◆ Direction ◆
Reproduce the listing below word for word, with no pictures.

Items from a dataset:
+-------+
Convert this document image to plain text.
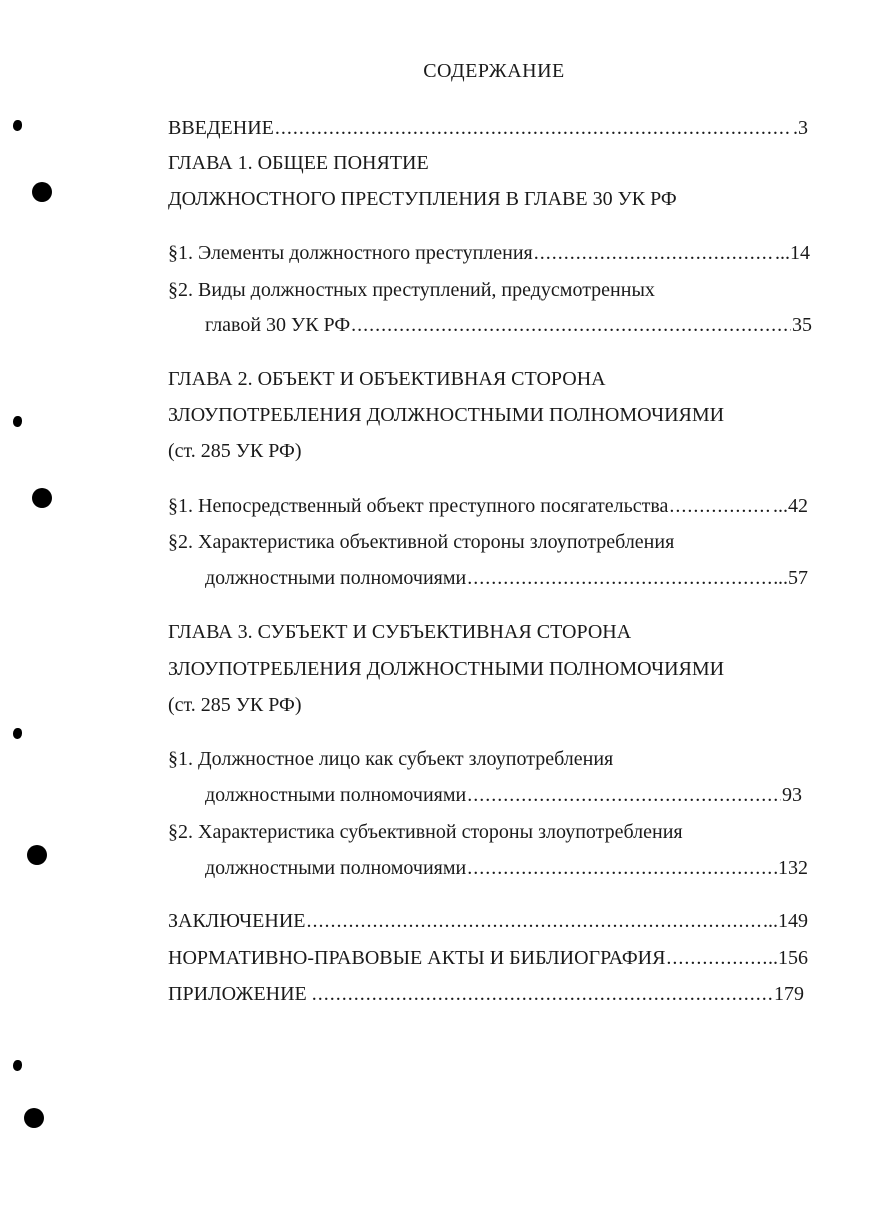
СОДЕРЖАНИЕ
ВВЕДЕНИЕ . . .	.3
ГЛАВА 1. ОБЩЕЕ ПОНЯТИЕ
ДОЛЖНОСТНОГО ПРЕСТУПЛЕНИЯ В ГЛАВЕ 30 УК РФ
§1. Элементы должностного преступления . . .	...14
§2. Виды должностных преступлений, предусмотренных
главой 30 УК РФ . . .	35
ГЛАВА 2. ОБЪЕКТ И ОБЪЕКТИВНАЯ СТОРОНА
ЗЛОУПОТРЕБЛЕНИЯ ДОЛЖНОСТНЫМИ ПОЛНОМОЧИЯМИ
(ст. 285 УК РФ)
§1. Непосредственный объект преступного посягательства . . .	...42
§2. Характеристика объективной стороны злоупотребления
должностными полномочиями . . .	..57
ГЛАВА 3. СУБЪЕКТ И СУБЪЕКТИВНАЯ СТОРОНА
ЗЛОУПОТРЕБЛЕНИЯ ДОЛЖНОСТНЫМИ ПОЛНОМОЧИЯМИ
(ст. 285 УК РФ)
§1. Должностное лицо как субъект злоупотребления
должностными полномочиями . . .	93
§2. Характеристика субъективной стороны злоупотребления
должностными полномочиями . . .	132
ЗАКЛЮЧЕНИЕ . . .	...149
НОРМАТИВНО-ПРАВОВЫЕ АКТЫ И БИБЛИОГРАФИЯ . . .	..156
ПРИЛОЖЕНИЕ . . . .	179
+-------+
◆ Solution for this exercise ◆
Convert this document image to plain text.
СОДЕРЖАНИЕ
ВВЕДЕНИЕ . . .	.3
ГЛАВА 1. ОБЩЕЕ ПОНЯТИЕ
ДОЛЖНОСТНОГО ПРЕСТУПЛЕНИЯ В ГЛАВЕ 30 УК РФ
§1. Элементы должностного преступления . . .	...14
§2. Виды должностных преступлений, предусмотренных
главой 30 УК РФ . . .	35
ГЛАВА 2. ОБЪЕКТ И ОБЪЕКТИВНАЯ СТОРОНА
ЗЛОУПОТРЕБЛЕНИЯ ДОЛЖНОСТНЫМИ ПОЛНОМОЧИЯМИ
(ст. 285 УК РФ)
§1. Непосредственный объект преступного посягательства . . .	...42
§2. Характеристика объективной стороны злоупотребления
должностными полномочиями . . .	..57
ГЛАВА 3. СУБЪЕКТ И СУБЪЕКТИВНАЯ СТОРОНА
ЗЛОУПОТРЕБЛЕНИЯ ДОЛЖНОСТНЫМИ ПОЛНОМОЧИЯМИ
(ст. 285 УК РФ)
§1. Должностное лицо как субъект злоупотребления
должностными полномочиями . . .	93
§2. Характеристика субъективной стороны злоупотребления
должностными полномочиями . . .	132
ЗАКЛЮЧЕНИЕ . . .	...149
НОРМАТИВНО-ПРАВОВЫЕ АКТЫ И БИБЛИОГРАФИЯ . . .	..156
ПРИЛОЖЕНИЕ . . . .	179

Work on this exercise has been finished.